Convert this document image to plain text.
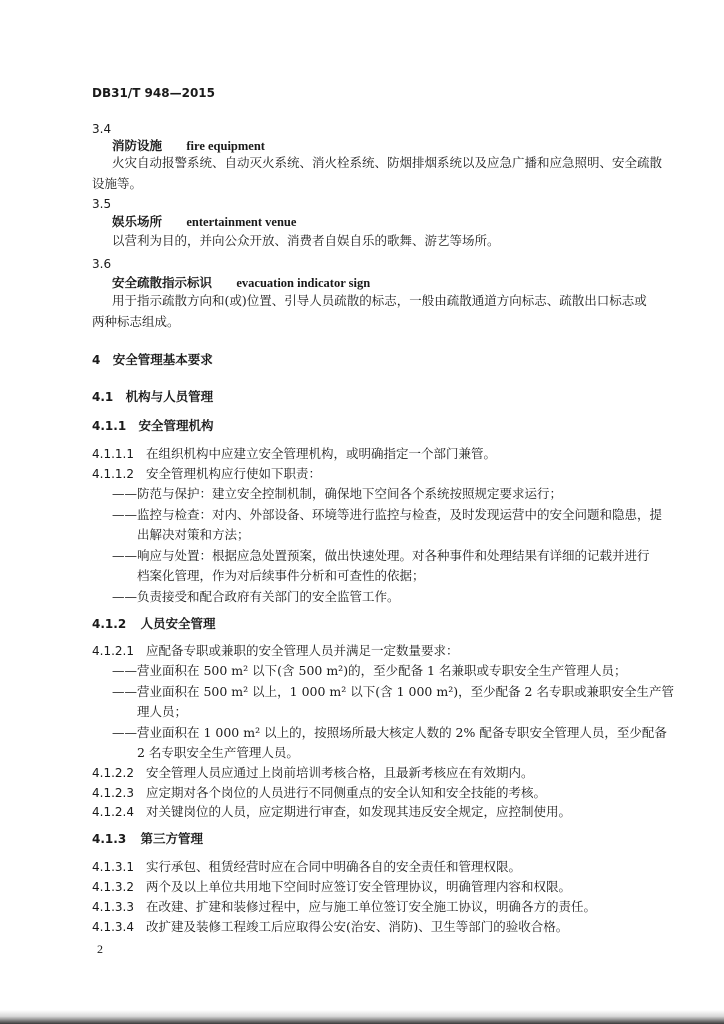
DB31/T 948—2015
3.4
消防设施 fire equipment
火灾自动报警系统、自动灭火系统、消火栓系统、防烟排烟系统以及应急广播和应急照明、安全疏散
设施等。
3.5
娱乐场所 entertainment venue
以营利为目的，并向公众开放、消费者自娱自乐的歌舞、游艺等场所。
3.6
安全疏散指示标识 evacuation indicator sign
用于指示疏散方向和(或)位置、引导人员疏散的标志，一般由疏散通道方向标志、疏散出口标志或
两种标志组成。
4 安全管理基本要求
4.1 机构与人员管理
4.1.1 安全管理机构
4.1.1.1 在组织机构中应建立安全管理机构，或明确指定一个部门兼管。
4.1.1.2 安全管理机构应行使如下职责：
——防范与保护：建立安全控制机制，确保地下空间各个系统按照规定要求运行；
——监控与检查：对内、外部设备、环境等进行监控与检查，及时发现运营中的安全问题和隐患，提
出解决对策和方法；
——响应与处置：根据应急处置预案，做出快速处理。对各种事件和处理结果有详细的记载并进行
档案化管理，作为对后续事件分析和可查性的依据；
——负责接受和配合政府有关部门的安全监管工作。
4.1.2 人员安全管理
4.1.2.1 应配备专职或兼职的安全管理人员并满足一定数量要求：
——营业面积在 500 m² 以下(含 500 m²)的，至少配备 1 名兼职或专职安全生产管理人员；
——营业面积在 500 m² 以上，1 000 m² 以下(含 1 000 m²)，至少配备 2 名专职或兼职安全生产管
理人员；
——营业面积在 1 000 m² 以上的，按照场所最大核定人数的 2% 配备专职安全管理人员，至少配备
2 名专职安全生产管理人员。
4.1.2.2 安全管理人员应通过上岗前培训考核合格，且最新考核应在有效期内。
4.1.2.3 应定期对各个岗位的人员进行不同侧重点的安全认知和安全技能的考核。
4.1.2.4 对关键岗位的人员，应定期进行审查，如发现其违反安全规定，应控制使用。
4.1.3 第三方管理
4.1.3.1 实行承包、租赁经营时应在合同中明确各自的安全责任和管理权限。
4.1.3.2 两个及以上单位共用地下空间时应签订安全管理协议，明确管理内容和权限。
4.1.3.3 在改建、扩建和装修过程中，应与施工单位签订安全施工协议，明确各方的责任。
4.1.3.4 改扩建及装修工程竣工后应取得公安(治安、消防)、卫生等部门的验收合格。
2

What is being asked: Quote the preceding listing precisely and completely, omitting its images.

Answer to the problem:
Convert this document image to plain text.
DB31/T 948—2015
3.4
消防设施 fire equipment
火灾自动报警系统、自动灭火系统、消火栓系统、防烟排烟系统以及应急广播和应急照明、安全疏散
设施等。
3.5
娱乐场所 entertainment venue
以营利为目的，并向公众开放、消费者自娱自乐的歌舞、游艺等场所。
3.6
安全疏散指示标识 evacuation indicator sign
用于指示疏散方向和(或)位置、引导人员疏散的标志，一般由疏散通道方向标志、疏散出口标志或
两种标志组成。
4 安全管理基本要求
4.1 机构与人员管理
4.1.1 安全管理机构
4.1.1.1 在组织机构中应建立安全管理机构，或明确指定一个部门兼管。
4.1.1.2 安全管理机构应行使如下职责：
——防范与保护：建立安全控制机制，确保地下空间各个系统按照规定要求运行；
——监控与检查：对内、外部设备、环境等进行监控与检查，及时发现运营中的安全问题和隐患，提
出解决对策和方法；
——响应与处置：根据应急处置预案，做出快速处理。对各种事件和处理结果有详细的记载并进行
档案化管理，作为对后续事件分析和可查性的依据；
——负责接受和配合政府有关部门的安全监管工作。
4.1.2 人员安全管理
4.1.2.1 应配备专职或兼职的安全管理人员并满足一定数量要求：
——营业面积在 500 m² 以下(含 500 m²)的，至少配备 1 名兼职或专职安全生产管理人员；
——营业面积在 500 m² 以上，1 000 m² 以下(含 1 000 m²)，至少配备 2 名专职或兼职安全生产管
理人员；
——营业面积在 1 000 m² 以上的，按照场所最大核定人数的 2% 配备专职安全管理人员，至少配备
2 名专职安全生产管理人员。
4.1.2.2 安全管理人员应通过上岗前培训考核合格，且最新考核应在有效期内。
4.1.2.3 应定期对各个岗位的人员进行不同侧重点的安全认知和安全技能的考核。
4.1.2.4 对关键岗位的人员，应定期进行审查，如发现其违反安全规定，应控制使用。
4.1.3 第三方管理
4.1.3.1 实行承包、租赁经营时应在合同中明确各自的安全责任和管理权限。
4.1.3.2 两个及以上单位共用地下空间时应签订安全管理协议，明确管理内容和权限。
4.1.3.3 在改建、扩建和装修过程中，应与施工单位签订安全施工协议，明确各方的责任。
4.1.3.4 改扩建及装修工程竣工后应取得公安(治安、消防)、卫生等部门的验收合格。
2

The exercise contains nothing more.